[Stored dataset items]
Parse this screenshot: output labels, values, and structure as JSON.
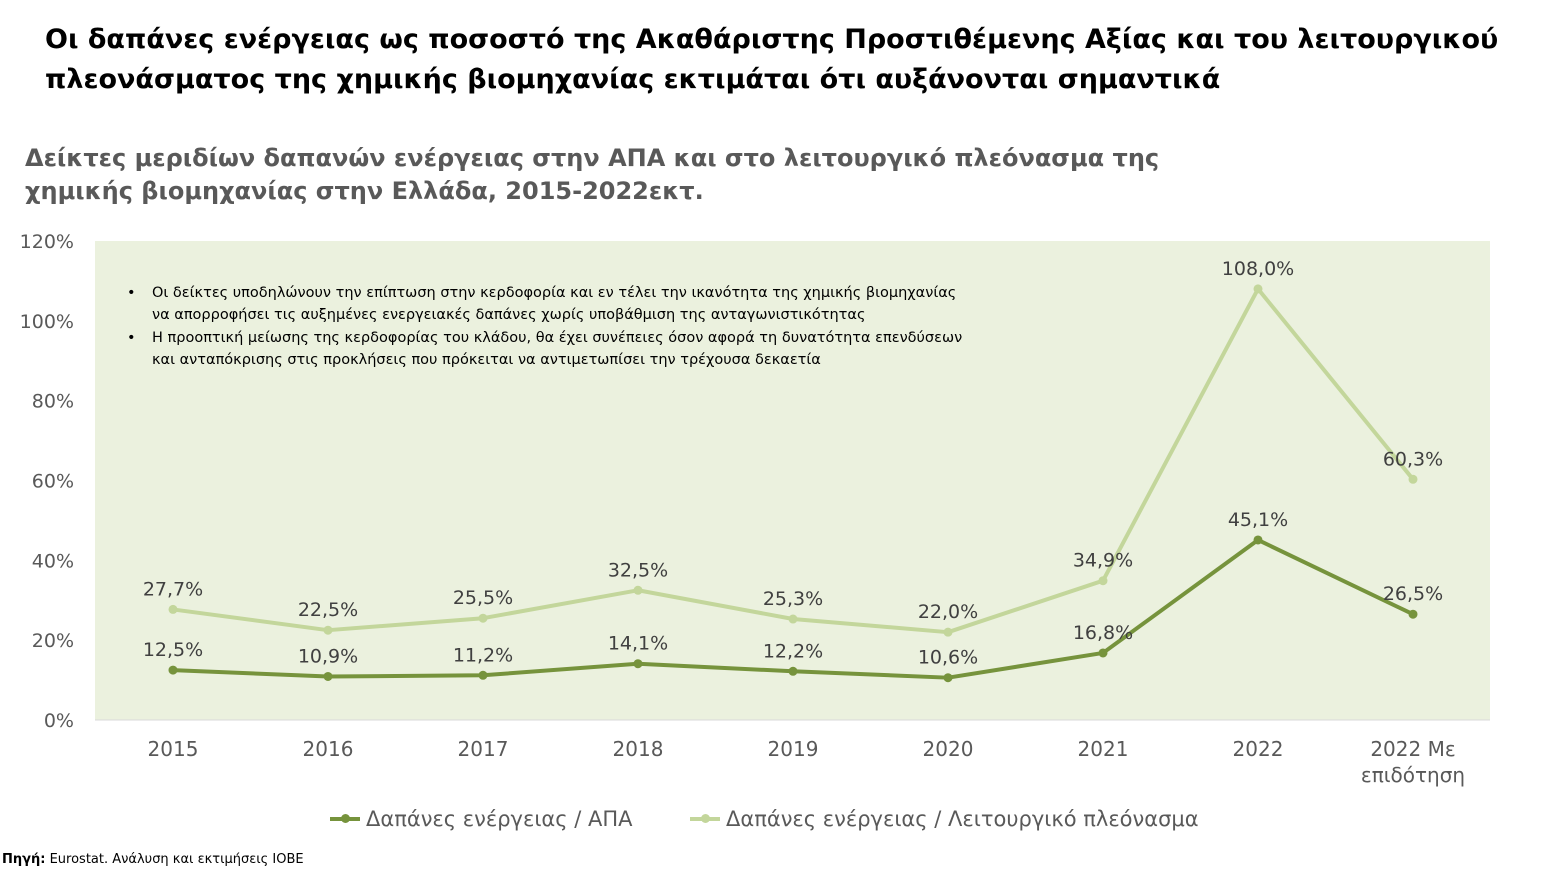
{
  "headline": "Οι δαπάνες ενέργειας ως ποσοστό της Ακαθάριστης Προστιθέμενης Αξίας και του λειτουργικού πλεονάσματος της χημικής βιομηχανίας εκτιμάται ότι αυξάνονται σημαντικά",
  "notes": [
    "Οι δείκτες υποδηλώνουν την επίπτωση στην κερδοφορία και εν τέλει την ικανότητα της χημικής βιομηχανίας να απορροφήσει τις αυξημένες ενεργειακές δαπάνες χωρίς υποβάθμιση της ανταγωνιστικότητας",
    "Η προοπτική μείωσης της κερδοφορίας του κλάδου, θα έχει συνέπειες όσον αφορά τη δυνατότητα επενδύσεων και ανταπόκρισης στις προκλήσεις που πρόκειται να αντιμετωπίσει την τρέχουσα δεκαετία"
  ],
  "source": {
    "label": "Πηγή:",
    "text": "Eurostat. Ανάλυση και εκτιμήσεις ΙΟΒΕ"
  },
  "colors": {
    "plot_bg": "#ebf1de",
    "series_dark": "#76933c",
    "series_light": "#c3d69b",
    "axis_text": "#595959"
  },
  "chart_data": {
    "type": "line",
    "title": "Δείκτες μεριδίων δαπανών ενέργειας στην ΑΠΑ και στο λειτουργικό πλεόνασμα της χημικής βιομηχανίας στην Ελλάδα, 2015-2022εκτ.",
    "categories": [
      "2015",
      "2016",
      "2017",
      "2018",
      "2019",
      "2020",
      "2021",
      "2022",
      "2022 Με επιδότηση"
    ],
    "y_ticks": [
      "0%",
      "20%",
      "40%",
      "60%",
      "80%",
      "100%",
      "120%"
    ],
    "ylim": [
      0,
      120
    ],
    "grid": false,
    "legend_position": "bottom",
    "series": [
      {
        "name": "Δαπάνες ενέργειας / ΑΠΑ",
        "values": [
          12.5,
          10.9,
          11.2,
          14.1,
          12.2,
          10.6,
          16.8,
          45.1,
          26.5
        ],
        "labels": [
          "12,5%",
          "10,9%",
          "11,2%",
          "14,1%",
          "12,2%",
          "10,6%",
          "16,8%",
          "45,1%",
          "26,5%"
        ]
      },
      {
        "name": "Δαπάνες ενέργειας / Λειτουργικό πλεόνασμα",
        "values": [
          27.7,
          22.5,
          25.5,
          32.5,
          25.3,
          22.0,
          34.9,
          108.0,
          60.3
        ],
        "labels": [
          "27,7%",
          "22,5%",
          "25,5%",
          "32,5%",
          "25,3%",
          "22,0%",
          "34,9%",
          "108,0%",
          "60,3%"
        ]
      }
    ]
  }
}
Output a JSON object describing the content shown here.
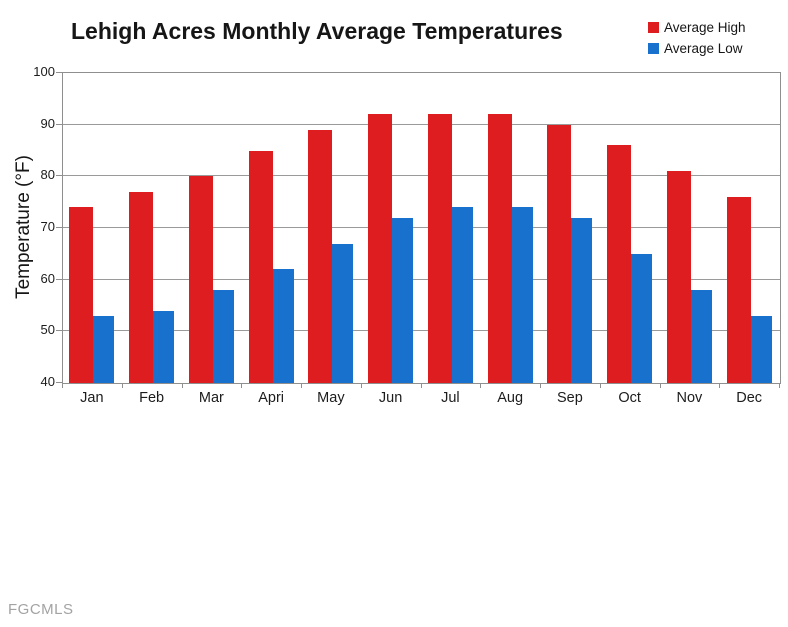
{
  "title": "Lehigh Acres Monthly Average Temperatures",
  "watermark": "FGCMLS",
  "colors": {
    "high": "#de1d20",
    "low": "#1871cc",
    "grid": "#9a9a9a",
    "text": "#161616"
  },
  "chart_data": {
    "type": "bar",
    "title": "Lehigh Acres Monthly Average Temperatures",
    "categories": [
      "Jan",
      "Feb",
      "Mar",
      "Apri",
      "May",
      "Jun",
      "Jul",
      "Aug",
      "Sep",
      "Oct",
      "Nov",
      "Dec"
    ],
    "series": [
      {
        "name": "Average High",
        "color": "#de1d20",
        "values": [
          74,
          77,
          80,
          85,
          89,
          92,
          92,
          92,
          90,
          86,
          81,
          76
        ]
      },
      {
        "name": "Average Low",
        "color": "#1871cc",
        "values": [
          53,
          54,
          58,
          62,
          67,
          72,
          74,
          74,
          72,
          65,
          58,
          53
        ]
      }
    ],
    "xlabel": "",
    "ylabel": "Temperature (°F)",
    "ylim": [
      40,
      100
    ],
    "yticks": [
      40,
      50,
      60,
      70,
      80,
      90,
      100
    ],
    "grid": true,
    "legend_position": "top-right"
  }
}
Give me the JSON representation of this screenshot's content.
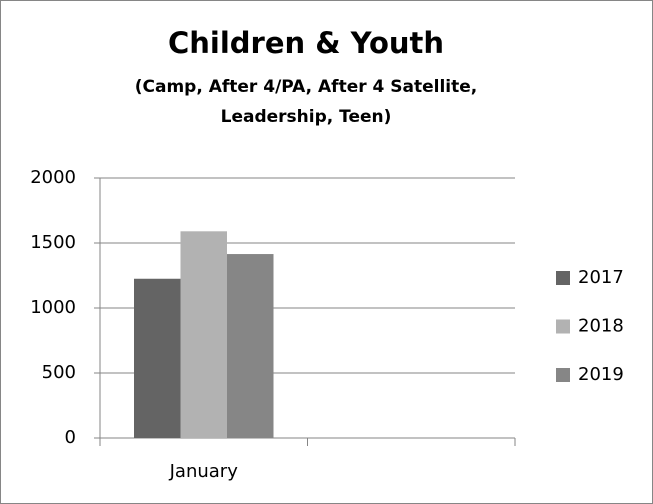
{
  "chart_data": {
    "type": "bar",
    "title": "Children & Youth",
    "subtitle": [
      "(Camp, After 4/PA, After 4 Satellite,",
      "Leadership, Teen)"
    ],
    "categories": [
      "January",
      null
    ],
    "series": [
      {
        "name": "2017",
        "color": "#646464",
        "values": [
          1225,
          null
        ]
      },
      {
        "name": "2018",
        "color": "#b2b2b2",
        "values": [
          1590,
          null
        ]
      },
      {
        "name": "2019",
        "color": "#868686",
        "values": [
          1415,
          null
        ]
      }
    ],
    "ylim": [
      0,
      2000
    ],
    "yticks": [
      0,
      500,
      1000,
      1500,
      2000
    ],
    "grid": true,
    "legend": "right"
  }
}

Short problem:
Track down every line with the word "Acres" and copy it.

Right answer:
  "title": "Lehigh Acres Monthly Average Temperatures",
    "title": "Lehigh Acres Monthly Average Temperatures",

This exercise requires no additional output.